##### Data #####

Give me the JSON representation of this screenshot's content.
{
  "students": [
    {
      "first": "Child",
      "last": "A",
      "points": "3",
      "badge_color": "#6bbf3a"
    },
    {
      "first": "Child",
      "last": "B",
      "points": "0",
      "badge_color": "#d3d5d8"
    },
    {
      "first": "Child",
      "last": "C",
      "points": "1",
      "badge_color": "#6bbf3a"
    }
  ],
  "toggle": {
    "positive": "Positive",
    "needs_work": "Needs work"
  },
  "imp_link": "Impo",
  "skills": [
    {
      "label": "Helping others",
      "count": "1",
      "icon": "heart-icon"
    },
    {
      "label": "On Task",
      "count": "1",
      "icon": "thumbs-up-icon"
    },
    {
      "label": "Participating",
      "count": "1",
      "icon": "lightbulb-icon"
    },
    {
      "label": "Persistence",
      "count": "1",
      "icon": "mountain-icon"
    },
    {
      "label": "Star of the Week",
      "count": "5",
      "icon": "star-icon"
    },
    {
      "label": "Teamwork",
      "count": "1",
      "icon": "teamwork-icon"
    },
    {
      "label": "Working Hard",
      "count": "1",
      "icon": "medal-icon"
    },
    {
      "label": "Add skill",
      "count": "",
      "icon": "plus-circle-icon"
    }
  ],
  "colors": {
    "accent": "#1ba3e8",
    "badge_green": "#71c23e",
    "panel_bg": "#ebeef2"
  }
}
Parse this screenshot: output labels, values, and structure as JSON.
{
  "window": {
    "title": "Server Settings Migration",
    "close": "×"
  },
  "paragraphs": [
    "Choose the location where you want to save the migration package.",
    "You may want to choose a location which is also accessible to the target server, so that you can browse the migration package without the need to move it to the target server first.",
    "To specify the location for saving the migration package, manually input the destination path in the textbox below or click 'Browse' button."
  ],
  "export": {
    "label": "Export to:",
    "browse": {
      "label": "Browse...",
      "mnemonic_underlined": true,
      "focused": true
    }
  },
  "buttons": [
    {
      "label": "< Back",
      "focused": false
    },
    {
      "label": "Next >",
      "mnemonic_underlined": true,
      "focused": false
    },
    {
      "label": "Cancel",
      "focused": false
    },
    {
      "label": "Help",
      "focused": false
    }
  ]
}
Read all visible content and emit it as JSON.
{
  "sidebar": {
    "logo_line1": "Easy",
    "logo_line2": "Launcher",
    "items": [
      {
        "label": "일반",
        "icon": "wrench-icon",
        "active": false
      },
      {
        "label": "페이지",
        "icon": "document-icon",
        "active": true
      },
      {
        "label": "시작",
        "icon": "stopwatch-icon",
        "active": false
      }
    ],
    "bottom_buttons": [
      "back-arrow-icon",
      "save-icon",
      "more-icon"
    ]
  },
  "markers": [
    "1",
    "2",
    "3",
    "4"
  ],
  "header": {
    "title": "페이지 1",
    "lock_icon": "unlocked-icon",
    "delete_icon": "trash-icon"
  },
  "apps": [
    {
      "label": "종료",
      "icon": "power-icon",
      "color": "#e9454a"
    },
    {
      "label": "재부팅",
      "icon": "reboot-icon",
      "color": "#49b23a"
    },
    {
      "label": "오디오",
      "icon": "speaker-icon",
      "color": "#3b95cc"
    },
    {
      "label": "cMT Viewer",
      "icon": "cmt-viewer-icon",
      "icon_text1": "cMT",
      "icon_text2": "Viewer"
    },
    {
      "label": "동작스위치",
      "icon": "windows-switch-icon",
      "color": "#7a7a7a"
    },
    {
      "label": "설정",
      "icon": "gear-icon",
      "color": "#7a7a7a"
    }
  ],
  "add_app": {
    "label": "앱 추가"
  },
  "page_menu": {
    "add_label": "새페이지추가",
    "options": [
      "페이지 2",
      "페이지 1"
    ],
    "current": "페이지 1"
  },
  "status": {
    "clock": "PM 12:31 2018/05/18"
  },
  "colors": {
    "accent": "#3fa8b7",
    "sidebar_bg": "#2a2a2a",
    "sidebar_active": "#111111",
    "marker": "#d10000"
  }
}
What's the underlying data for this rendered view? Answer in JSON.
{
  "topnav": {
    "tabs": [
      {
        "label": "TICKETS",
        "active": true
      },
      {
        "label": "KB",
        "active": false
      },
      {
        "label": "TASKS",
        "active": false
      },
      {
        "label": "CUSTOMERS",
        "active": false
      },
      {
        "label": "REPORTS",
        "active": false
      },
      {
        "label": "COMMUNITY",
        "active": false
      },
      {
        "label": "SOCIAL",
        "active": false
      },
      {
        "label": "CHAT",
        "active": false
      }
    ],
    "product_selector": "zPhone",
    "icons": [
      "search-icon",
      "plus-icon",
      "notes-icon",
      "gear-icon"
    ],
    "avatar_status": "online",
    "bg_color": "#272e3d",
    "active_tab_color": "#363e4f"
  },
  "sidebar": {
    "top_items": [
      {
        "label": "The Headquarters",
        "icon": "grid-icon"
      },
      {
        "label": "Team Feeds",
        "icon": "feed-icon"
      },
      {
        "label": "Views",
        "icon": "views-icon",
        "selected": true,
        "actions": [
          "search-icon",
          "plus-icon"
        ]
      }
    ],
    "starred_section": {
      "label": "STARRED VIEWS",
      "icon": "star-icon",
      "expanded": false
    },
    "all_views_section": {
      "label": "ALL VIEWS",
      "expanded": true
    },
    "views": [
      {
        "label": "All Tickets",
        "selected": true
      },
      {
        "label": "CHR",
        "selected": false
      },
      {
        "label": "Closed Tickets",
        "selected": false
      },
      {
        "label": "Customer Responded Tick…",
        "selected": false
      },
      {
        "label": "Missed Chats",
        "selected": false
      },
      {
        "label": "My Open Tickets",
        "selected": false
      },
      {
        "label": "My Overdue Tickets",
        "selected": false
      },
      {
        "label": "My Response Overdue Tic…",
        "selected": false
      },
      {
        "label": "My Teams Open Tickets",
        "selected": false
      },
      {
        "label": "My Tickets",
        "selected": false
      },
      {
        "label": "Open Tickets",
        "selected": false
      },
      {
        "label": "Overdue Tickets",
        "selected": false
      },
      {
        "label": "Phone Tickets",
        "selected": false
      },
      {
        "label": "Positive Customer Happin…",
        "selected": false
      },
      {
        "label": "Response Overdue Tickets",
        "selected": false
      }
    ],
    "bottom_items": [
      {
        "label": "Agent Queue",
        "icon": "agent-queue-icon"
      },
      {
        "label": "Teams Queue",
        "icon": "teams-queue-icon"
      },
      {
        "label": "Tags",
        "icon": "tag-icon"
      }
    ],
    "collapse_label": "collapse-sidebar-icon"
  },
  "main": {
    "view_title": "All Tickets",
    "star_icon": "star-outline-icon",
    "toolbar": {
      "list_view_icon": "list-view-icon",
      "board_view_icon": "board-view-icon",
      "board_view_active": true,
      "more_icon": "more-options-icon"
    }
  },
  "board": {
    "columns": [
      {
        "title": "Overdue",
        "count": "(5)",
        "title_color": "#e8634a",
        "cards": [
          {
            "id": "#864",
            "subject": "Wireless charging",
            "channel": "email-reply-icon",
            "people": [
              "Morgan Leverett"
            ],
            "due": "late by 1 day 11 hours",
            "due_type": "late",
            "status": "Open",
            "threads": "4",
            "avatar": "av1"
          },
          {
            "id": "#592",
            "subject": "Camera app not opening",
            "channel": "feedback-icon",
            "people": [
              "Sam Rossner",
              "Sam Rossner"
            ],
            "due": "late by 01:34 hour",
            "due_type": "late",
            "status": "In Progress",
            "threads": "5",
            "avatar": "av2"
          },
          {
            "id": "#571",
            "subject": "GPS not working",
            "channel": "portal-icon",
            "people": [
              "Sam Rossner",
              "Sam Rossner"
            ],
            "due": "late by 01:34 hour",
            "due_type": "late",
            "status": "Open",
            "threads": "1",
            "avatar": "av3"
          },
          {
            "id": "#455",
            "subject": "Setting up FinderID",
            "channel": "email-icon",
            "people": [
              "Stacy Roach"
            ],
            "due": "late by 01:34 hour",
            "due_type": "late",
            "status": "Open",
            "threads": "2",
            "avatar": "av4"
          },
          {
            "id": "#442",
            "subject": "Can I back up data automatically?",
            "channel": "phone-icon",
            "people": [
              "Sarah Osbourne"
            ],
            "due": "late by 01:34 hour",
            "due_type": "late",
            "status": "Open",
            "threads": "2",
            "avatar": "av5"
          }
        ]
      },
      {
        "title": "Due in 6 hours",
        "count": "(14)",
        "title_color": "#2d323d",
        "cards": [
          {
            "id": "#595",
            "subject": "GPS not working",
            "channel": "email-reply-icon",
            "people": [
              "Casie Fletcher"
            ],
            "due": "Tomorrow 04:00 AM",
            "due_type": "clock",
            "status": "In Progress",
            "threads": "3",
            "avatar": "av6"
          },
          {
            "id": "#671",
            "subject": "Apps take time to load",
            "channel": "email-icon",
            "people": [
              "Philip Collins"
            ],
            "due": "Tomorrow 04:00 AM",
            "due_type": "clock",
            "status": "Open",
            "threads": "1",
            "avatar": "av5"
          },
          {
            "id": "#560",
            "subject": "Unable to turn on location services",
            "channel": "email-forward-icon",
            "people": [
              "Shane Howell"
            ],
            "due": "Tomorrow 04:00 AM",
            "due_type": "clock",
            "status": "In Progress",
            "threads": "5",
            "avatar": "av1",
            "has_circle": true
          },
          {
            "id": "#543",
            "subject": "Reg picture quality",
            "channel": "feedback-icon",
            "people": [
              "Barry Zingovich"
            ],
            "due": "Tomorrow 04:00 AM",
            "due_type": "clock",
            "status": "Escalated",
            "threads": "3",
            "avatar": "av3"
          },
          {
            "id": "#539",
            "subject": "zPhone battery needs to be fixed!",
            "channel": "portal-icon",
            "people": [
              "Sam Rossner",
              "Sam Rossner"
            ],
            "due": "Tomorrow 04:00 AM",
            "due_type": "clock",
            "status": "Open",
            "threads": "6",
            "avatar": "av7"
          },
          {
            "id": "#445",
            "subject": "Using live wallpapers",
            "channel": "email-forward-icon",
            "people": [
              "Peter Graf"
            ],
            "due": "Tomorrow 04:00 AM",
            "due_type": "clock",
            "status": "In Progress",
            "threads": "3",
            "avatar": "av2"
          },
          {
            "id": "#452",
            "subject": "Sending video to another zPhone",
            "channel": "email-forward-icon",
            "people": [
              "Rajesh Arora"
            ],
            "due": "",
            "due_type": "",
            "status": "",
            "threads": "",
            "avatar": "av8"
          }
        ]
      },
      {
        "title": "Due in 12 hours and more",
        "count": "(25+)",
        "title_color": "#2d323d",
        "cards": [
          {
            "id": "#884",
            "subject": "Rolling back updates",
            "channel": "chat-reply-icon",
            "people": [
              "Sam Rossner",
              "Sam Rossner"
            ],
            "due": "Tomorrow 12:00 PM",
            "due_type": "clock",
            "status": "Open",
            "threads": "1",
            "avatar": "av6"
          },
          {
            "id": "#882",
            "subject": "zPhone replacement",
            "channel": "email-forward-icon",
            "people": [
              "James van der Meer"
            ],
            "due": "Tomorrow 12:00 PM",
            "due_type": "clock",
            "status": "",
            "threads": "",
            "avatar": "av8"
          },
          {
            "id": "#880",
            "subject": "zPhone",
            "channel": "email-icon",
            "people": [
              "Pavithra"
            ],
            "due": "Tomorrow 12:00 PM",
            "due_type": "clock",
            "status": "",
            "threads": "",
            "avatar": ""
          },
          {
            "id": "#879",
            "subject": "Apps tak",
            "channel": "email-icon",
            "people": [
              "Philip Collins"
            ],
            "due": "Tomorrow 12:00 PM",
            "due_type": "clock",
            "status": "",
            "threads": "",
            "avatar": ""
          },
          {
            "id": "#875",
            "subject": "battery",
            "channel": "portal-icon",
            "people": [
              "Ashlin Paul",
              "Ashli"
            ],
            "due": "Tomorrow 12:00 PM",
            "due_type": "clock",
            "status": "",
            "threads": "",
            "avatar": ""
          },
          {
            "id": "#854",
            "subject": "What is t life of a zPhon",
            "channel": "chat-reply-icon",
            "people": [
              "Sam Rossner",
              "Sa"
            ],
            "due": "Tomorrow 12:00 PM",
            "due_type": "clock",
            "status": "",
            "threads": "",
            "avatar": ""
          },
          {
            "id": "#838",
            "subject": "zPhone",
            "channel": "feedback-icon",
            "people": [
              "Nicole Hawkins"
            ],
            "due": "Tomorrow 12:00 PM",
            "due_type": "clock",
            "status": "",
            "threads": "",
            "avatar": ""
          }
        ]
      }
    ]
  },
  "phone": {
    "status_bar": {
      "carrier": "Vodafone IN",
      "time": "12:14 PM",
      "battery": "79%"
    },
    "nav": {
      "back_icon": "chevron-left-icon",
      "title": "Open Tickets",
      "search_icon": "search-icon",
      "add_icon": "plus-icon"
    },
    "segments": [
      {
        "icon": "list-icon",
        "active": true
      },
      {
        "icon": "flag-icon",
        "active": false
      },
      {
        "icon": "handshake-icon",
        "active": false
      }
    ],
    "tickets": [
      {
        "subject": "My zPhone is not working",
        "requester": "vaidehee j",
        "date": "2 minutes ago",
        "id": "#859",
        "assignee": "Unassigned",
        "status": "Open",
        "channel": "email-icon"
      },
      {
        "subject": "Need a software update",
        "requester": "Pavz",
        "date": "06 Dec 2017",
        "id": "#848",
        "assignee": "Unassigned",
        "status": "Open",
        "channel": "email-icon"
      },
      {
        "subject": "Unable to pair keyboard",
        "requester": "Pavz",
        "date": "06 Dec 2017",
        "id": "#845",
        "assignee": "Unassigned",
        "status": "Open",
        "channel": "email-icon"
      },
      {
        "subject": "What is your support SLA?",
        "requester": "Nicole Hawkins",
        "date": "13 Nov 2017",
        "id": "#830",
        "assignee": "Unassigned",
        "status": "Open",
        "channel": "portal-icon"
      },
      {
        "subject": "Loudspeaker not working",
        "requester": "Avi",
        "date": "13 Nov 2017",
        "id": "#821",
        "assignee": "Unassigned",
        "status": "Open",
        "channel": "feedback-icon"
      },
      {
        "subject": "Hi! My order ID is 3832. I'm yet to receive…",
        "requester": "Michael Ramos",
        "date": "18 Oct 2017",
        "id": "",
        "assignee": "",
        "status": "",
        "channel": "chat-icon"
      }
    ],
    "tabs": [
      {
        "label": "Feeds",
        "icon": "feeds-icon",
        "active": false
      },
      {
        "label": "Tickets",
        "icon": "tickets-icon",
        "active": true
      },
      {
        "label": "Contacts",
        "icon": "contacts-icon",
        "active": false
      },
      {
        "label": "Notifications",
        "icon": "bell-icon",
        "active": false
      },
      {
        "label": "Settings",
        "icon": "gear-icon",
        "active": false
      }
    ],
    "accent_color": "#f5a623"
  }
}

#####

Select all lines in the listing above where the word "Nicole" appears, and show them.

              "Nicole Hawkins"
        "requester": "Nicole Hawkins",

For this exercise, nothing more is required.